### Exercise requirements:
Every entry below must appear again, exactly as written.

# Dataset records start

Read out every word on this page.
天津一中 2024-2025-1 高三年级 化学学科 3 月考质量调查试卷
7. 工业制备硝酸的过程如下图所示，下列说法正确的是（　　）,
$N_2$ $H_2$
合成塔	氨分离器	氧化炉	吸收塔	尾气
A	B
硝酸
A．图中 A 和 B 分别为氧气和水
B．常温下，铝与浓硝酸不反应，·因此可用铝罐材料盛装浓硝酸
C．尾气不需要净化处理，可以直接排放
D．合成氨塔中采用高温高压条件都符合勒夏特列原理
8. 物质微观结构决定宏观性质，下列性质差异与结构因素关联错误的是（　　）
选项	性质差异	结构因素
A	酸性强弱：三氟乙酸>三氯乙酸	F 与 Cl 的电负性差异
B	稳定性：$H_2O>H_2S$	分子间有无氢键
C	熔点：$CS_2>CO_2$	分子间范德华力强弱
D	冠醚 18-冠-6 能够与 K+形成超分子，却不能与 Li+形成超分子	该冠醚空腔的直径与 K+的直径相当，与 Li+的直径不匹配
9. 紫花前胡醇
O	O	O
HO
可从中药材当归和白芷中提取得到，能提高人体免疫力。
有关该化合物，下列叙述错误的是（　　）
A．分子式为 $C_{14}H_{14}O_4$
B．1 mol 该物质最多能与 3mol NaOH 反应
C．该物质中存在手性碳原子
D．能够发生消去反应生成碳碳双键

# Dataset records end

### Expected output:
Read out every word on this page.
天津一中 2024-2025-1 高三年级 化学学科 3 月考质量调查试卷
7. 工业制备硝酸的过程如下图所示，下列说法正确的是（　　）,
$N_2$ $H_2$
合成塔	氨分离器	氧化炉	吸收塔	尾气
A	B
硝酸
A．图中 A 和 B 分别为氧气和水
B．常温下，铝与浓硝酸不反应，·因此可用铝罐材料盛装浓硝酸
C．尾气不需要净化处理，可以直接排放
D．合成氨塔中采用高温高压条件都符合勒夏特列原理
8. 物质微观结构决定宏观性质，下列性质差异与结构因素关联错误的是（　　）
选项	性质差异	结构因素
A	酸性强弱：三氟乙酸>三氯乙酸	F 与 Cl 的电负性差异
B	稳定性：$H_2O>H_2S$	分子间有无氢键
C	熔点：$CS_2>CO_2$	分子间范德华力强弱
D	冠醚 18-冠-6 能够与 K+形成超分子，却不能与 Li+形成超分子	该冠醚空腔的直径与 K+的直径相当，与 Li+的直径不匹配
9. 紫花前胡醇
O	O	O
HO
可从中药材当归和白芷中提取得到，能提高人体免疫力。
有关该化合物，下列叙述错误的是（　　）
A．分子式为 $C_{14}H_{14}O_4$
B．1 mol 该物质最多能与 3mol NaOH 反应
C．该物质中存在手性碳原子
D．能够发生消去反应生成碳碳双键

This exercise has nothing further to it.